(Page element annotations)
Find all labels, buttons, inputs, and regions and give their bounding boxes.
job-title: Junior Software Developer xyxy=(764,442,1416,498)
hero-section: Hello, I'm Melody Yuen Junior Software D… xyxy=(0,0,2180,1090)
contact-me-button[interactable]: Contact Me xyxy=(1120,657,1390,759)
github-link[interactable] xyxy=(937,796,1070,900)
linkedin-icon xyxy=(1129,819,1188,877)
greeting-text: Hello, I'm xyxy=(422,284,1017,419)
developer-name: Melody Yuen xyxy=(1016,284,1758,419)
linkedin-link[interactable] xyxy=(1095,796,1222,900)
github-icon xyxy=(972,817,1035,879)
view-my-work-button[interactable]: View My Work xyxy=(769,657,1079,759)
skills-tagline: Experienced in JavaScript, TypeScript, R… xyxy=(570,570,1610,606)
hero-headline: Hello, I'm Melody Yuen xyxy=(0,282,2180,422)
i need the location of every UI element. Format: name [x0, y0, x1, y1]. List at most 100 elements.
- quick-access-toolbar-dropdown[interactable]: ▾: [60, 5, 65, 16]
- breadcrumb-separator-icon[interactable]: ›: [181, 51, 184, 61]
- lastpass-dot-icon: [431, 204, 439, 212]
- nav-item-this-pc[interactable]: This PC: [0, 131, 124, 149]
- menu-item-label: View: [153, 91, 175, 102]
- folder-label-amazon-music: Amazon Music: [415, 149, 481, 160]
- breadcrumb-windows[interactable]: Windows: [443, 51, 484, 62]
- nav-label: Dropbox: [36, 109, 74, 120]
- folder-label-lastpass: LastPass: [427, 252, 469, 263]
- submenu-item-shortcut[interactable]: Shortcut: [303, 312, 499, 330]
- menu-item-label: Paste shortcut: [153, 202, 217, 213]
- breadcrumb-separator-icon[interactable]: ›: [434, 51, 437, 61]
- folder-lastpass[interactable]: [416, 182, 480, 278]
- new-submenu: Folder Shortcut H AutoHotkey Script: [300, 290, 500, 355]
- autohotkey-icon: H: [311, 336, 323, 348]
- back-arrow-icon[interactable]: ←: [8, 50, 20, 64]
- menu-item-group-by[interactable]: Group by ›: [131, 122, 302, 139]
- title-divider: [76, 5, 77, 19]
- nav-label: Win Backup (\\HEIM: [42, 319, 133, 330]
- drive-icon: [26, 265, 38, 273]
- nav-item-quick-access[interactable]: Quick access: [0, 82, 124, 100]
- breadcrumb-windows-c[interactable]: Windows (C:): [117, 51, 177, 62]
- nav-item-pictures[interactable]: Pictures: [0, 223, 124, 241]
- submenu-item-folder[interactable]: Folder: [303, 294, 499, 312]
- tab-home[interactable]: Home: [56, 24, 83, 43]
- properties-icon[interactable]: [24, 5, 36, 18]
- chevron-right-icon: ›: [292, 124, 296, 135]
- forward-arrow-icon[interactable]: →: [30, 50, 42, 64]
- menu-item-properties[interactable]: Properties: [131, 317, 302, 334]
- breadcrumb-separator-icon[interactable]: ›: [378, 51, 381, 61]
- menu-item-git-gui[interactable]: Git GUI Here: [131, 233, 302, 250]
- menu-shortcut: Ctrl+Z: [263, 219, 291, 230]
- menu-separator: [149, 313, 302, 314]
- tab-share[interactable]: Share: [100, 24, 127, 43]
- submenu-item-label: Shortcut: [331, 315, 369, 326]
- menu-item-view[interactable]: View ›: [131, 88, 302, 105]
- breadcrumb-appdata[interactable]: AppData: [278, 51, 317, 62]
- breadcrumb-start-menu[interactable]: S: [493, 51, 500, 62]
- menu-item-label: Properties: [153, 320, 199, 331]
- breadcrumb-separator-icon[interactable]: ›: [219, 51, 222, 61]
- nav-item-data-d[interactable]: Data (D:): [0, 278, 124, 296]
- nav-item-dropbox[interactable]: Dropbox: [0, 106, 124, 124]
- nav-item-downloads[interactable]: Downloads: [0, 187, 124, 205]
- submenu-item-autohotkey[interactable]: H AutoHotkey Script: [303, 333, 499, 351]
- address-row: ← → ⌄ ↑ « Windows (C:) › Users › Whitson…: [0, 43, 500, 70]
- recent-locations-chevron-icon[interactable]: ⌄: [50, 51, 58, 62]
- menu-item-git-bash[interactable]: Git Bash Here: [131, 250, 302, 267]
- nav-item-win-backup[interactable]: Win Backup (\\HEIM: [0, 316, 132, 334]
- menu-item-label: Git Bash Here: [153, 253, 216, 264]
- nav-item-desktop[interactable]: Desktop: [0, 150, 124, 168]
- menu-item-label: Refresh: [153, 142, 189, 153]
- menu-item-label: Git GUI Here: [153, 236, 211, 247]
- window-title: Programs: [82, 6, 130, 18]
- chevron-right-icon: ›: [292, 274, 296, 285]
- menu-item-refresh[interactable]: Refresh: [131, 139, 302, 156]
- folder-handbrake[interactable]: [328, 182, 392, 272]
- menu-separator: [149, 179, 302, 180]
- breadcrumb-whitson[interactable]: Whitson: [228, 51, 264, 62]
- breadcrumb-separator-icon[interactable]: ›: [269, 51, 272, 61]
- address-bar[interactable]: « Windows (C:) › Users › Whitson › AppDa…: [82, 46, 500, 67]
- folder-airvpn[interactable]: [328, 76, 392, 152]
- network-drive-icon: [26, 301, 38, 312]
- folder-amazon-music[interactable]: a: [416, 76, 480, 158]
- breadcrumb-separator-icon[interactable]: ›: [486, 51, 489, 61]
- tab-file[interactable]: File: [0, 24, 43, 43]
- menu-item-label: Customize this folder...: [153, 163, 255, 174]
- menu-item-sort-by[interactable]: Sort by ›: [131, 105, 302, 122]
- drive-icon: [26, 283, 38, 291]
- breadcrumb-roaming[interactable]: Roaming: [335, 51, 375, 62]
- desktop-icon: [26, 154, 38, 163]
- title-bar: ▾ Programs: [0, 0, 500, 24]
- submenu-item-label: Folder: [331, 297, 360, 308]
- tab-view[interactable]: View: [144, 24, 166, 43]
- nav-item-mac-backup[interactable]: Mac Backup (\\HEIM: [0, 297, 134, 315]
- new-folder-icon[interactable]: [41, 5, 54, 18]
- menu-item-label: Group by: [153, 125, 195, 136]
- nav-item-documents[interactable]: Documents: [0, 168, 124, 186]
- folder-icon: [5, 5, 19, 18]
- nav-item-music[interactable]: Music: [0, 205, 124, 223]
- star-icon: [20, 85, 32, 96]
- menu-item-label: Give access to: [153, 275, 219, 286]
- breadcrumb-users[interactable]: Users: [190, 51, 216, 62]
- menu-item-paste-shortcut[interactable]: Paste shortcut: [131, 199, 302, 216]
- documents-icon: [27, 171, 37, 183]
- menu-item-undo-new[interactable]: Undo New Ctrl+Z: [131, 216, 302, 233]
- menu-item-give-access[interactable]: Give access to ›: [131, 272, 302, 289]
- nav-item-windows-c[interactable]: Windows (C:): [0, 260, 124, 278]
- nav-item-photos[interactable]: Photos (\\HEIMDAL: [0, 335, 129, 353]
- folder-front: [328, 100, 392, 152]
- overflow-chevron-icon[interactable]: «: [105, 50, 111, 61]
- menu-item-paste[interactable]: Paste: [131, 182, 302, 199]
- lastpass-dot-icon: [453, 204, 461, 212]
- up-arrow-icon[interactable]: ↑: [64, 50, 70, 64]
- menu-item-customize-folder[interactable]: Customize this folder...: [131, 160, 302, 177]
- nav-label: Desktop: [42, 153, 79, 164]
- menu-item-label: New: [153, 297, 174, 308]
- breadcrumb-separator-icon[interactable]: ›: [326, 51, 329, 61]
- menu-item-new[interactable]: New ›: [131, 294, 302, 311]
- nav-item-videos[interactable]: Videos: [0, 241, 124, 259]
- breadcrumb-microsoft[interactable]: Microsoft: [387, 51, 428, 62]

> _SHORT PROBLEM_
Please retype the rows from the very first line through the line containing "312, 499, 330]", reproducing each character unchanged.

> _SOLVED PROBLEM_
Find all labels, buttons, inputs, and regions and give their bounding boxes.
job-title: Junior Software Developer xyxy=(764,442,1416,498)
hero-section: Hello, I'm Melody Yuen Junior Software D… xyxy=(0,0,2180,1090)
contact-me-button[interactable]: Contact Me xyxy=(1120,657,1390,759)
github-link[interactable] xyxy=(937,796,1070,900)
linkedin-icon xyxy=(1129,819,1188,877)
greeting-text: Hello, I'm xyxy=(422,284,1017,419)
developer-name: Melody Yuen xyxy=(1016,284,1758,419)
linkedin-link[interactable] xyxy=(1095,796,1222,900)
github-icon xyxy=(972,817,1035,879)
view-my-work-button[interactable]: View My Work xyxy=(769,657,1079,759)
skills-tagline: Experienced in JavaScript, TypeScript, R… xyxy=(570,570,1610,606)
hero-headline: Hello, I'm Melody Yuen xyxy=(0,282,2180,422)
i need the location of every UI element. Format: name [x0, y0, x1, y1]. List at most 100 elements.
- quick-access-toolbar-dropdown[interactable]: ▾: [60, 5, 65, 16]
- breadcrumb-separator-icon[interactable]: ›: [181, 51, 184, 61]
- lastpass-dot-icon: [431, 204, 439, 212]
- nav-item-this-pc[interactable]: This PC: [0, 131, 124, 149]
- menu-item-label: View: [153, 91, 175, 102]
- folder-label-amazon-music: Amazon Music: [415, 149, 481, 160]
- breadcrumb-windows[interactable]: Windows: [443, 51, 484, 62]
- nav-label: Dropbox: [36, 109, 74, 120]
- folder-label-lastpass: LastPass: [427, 252, 469, 263]
- submenu-item-shortcut[interactable]: Shortcut: [303, 312, 499, 330]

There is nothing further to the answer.